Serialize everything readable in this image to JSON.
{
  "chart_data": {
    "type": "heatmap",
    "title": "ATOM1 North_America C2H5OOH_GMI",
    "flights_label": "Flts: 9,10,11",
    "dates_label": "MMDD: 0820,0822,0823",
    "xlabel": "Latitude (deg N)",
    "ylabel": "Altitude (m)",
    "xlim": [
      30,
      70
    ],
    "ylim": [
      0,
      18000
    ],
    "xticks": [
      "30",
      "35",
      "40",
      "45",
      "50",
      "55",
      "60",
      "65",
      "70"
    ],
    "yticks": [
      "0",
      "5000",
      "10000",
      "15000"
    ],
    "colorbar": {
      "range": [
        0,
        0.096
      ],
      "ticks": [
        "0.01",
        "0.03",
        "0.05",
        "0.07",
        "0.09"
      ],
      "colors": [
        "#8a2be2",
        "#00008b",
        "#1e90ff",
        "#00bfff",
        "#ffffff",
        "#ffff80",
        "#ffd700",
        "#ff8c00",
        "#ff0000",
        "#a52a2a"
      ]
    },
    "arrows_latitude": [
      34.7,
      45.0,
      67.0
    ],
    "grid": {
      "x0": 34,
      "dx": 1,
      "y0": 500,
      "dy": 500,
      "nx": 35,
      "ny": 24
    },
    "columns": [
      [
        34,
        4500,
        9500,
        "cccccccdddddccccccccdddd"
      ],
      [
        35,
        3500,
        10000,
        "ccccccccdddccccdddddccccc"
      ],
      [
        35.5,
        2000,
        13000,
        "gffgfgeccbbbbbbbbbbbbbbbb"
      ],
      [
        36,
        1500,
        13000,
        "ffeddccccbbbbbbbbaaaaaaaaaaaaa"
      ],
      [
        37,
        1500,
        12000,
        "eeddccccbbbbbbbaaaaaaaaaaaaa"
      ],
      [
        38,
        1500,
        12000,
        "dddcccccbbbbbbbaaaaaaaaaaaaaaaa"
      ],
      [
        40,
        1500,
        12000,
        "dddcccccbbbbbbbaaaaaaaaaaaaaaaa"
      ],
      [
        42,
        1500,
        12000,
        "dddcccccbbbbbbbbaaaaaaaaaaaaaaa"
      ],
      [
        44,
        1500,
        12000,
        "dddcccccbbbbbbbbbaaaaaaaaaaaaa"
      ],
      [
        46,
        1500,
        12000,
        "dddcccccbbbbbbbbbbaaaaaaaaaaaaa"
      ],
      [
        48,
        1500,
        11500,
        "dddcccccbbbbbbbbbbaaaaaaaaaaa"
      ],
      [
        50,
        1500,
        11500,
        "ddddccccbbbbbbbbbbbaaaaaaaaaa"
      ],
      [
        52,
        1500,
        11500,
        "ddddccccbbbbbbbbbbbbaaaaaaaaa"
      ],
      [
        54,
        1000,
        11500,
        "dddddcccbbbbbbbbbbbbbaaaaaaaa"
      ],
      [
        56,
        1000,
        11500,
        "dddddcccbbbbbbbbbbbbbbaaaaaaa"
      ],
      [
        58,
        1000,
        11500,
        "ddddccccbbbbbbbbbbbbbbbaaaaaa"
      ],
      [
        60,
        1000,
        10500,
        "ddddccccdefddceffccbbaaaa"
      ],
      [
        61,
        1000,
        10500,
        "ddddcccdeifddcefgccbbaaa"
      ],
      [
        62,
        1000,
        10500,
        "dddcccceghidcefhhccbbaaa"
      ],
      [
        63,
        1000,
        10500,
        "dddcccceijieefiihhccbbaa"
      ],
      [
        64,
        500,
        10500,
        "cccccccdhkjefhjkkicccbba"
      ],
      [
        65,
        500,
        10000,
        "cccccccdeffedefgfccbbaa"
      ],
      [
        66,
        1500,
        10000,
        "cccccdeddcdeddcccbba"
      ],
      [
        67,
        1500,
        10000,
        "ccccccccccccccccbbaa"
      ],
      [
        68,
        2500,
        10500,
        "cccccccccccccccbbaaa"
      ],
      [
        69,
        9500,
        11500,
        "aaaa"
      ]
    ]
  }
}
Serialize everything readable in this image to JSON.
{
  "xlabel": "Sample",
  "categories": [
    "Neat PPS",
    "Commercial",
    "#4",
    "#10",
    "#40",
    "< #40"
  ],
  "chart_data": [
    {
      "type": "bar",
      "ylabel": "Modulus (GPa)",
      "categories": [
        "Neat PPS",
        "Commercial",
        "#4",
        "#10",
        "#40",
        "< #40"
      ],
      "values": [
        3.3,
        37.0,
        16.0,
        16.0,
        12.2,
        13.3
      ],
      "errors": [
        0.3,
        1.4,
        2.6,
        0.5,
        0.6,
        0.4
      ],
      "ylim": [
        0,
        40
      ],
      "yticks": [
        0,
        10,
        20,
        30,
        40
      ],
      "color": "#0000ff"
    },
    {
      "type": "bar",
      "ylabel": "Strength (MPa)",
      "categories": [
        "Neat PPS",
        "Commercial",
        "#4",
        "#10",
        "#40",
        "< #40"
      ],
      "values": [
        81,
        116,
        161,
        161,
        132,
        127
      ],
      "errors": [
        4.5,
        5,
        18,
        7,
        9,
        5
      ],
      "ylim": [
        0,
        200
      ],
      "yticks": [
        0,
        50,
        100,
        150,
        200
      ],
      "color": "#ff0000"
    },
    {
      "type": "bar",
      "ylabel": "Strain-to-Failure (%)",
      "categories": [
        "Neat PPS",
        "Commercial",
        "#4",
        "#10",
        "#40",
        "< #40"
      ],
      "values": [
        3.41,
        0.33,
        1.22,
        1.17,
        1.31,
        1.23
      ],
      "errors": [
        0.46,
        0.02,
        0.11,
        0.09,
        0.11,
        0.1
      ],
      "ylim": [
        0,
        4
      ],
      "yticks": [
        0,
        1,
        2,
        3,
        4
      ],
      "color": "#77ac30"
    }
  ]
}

*Problem details*
Would you restate each of the entries word for word?

*Complete output*
Serialize everything readable in this image to JSON.
{
  "chart_data": {
    "type": "heatmap",
    "title": "ATOM1 North_America C2H5OOH_GMI",
    "flights_label": "Flts: 9,10,11",
    "dates_label": "MMDD: 0820,0822,0823",
    "xlabel": "Latitude (deg N)",
    "ylabel": "Altitude (m)",
    "xlim": [
      30,
      70
    ],
    "ylim": [
      0,
      18000
    ],
    "xticks": [
      "30",
      "35",
      "40",
      "45",
      "50",
      "55",
      "60",
      "65",
      "70"
    ],
    "yticks": [
      "0",
      "5000",
      "10000",
      "15000"
    ],
    "colorbar": {
      "range": [
        0,
        0.096
      ],
      "ticks": [
        "0.01",
        "0.03",
        "0.05",
        "0.07",
        "0.09"
      ],
      "colors": [
        "#8a2be2",
        "#00008b",
        "#1e90ff",
        "#00bfff",
        "#ffffff",
        "#ffff80",
        "#ffd700",
        "#ff8c00",
        "#ff0000",
        "#a52a2a"
      ]
    },
    "arrows_latitude": [
      34.7,
      45.0,
      67.0
    ],
    "grid": {
      "x0": 34,
      "dx": 1,
      "y0": 500,
      "dy": 500,
      "nx": 35,
      "ny": 24
    },
    "columns": [
      [
        34,
        4500,
        9500,
        "cccccccdddddccccccccdddd"
      ],
      [
        35,
        3500,
        10000,
        "ccccccccdddccccdddddccccc"
      ],
      [
        35.5,
        2000,
        13000,
        "gffgfgeccbbbbbbbbbbbbbbbb"
      ],
      [
        36,
        1500,
        13000,
        "ffeddccccbbbbbbbbaaaaaaaaaaaaa"
      ],
      [
        37,
        1500,
        12000,
        "eeddccccbbbbbbbaaaaaaaaaaaaa"
      ],
      [
        38,
        1500,
        12000,
        "dddcccccbbbbbbbaaaaaaaaaaaaaaaa"
      ],
      [
        40,
        1500,
        12000,
        "dddcccccbbbbbbbaaaaaaaaaaaaaaaa"
      ],
      [
        42,
        1500,
        12000,
        "dddcccccbbbbbbbbaaaaaaaaaaaaaaa"
      ],
      [
        44,
        1500,
        12000,
        "dddcccccbbbbbbbbbaaaaaaaaaaaaa"
      ],
      [
        46,
        1500,
        12000,
        "dddcccccbbbbbbbbbbaaaaaaaaaaaaa"
      ],
      [
        48,
        1500,
        11500,
        "dddcccccbbbbbbbbbbaaaaaaaaaaa"
      ],
      [
        50,
        1500,
        11500,
        "ddddccccbbbbbbbbbbbaaaaaaaaaa"
      ],
      [
        52,
        1500,
        11500,
        "ddddccccbbbbbbbbbbbbaaaaaaaaa"
      ],
      [
        54,
        1000,
        11500,
        "dddddcccbbbbbbbbbbbbbaaaaaaaa"
      ],
      [
        56,
        1000,
        11500,
        "dddddcccbbbbbbbbbbbbbbaaaaaaa"
      ],
      [
        58,
        1000,
        11500,
        "ddddccccbbbbbbbbbbbbbbbaaaaaa"
      ],
      [
        60,
        1000,
        10500,
        "ddddccccdefddceffccbbaaaa"
      ],
      [
        61,
        1000,
        10500,
        "ddddcccdeifddcefgccbbaaa"
      ],
      [
        62,
        1000,
        10500,
        "dddcccceghidcefhhccbbaaa"
      ],
      [
        63,
        1000,
        10500,
        "dddcccceijieefiihhccbbaa"
      ],
      [
        64,
        500,
        10500,
        "cccccccdhkjefhjkkicccbba"
      ],
      [
        65,
        500,
        10000,
        "cccccccdeffedefgfccbbaa"
      ],
      [
        66,
        1500,
        10000,
        "cccccdeddcdeddcccbba"
      ],
      [
        67,
        1500,
        10000,
        "ccccccccccccccccbbaa"
      ],
      [
        68,
        2500,
        10500,
        "cccccccccccccccbbaaa"
      ],
      [
        69,
        9500,
        11500,
        "aaaa"
      ]
    ]
  }
}
Serialize everything readable in this image to JSON.
{
  "xlabel": "Sample",
  "categories": [
    "Neat PPS",
    "Commercial",
    "#4",
    "#10",
    "#40",
    "< #40"
  ],
  "chart_data": [
    {
      "type": "bar",
      "ylabel": "Modulus (GPa)",
      "categories": [
        "Neat PPS",
        "Commercial",
        "#4",
        "#10",
        "#40",
        "< #40"
      ],
      "values": [
        3.3,
        37.0,
        16.0,
        16.0,
        12.2,
        13.3
      ],
      "errors": [
        0.3,
        1.4,
        2.6,
        0.5,
        0.6,
        0.4
      ],
      "ylim": [
        0,
        40
      ],
      "yticks": [
        0,
        10,
        20,
        30,
        40
      ],
      "color": "#0000ff"
    },
    {
      "type": "bar",
      "ylabel": "Strength (MPa)",
      "categories": [
        "Neat PPS",
        "Commercial",
        "#4",
        "#10",
        "#40",
        "< #40"
      ],
      "values": [
        81,
        116,
        161,
        161,
        132,
        127
      ],
      "errors": [
        4.5,
        5,
        18,
        7,
        9,
        5
      ],
      "ylim": [
        0,
        200
      ],
      "yticks": [
        0,
        50,
        100,
        150,
        200
      ],
      "color": "#ff0000"
    },
    {
      "type": "bar",
      "ylabel": "Strain-to-Failure (%)",
      "categories": [
        "Neat PPS",
        "Commercial",
        "#4",
        "#10",
        "#40",
        "< #40"
      ],
      "values": [
        3.41,
        0.33,
        1.22,
        1.17,
        1.31,
        1.23
      ],
      "errors": [
        0.46,
        0.02,
        0.11,
        0.09,
        0.11,
        0.1
      ],
      "ylim": [
        0,
        4
      ],
      "yticks": [
        0,
        1,
        2,
        3,
        4
      ],
      "color": "#77ac30"
    }
  ]
}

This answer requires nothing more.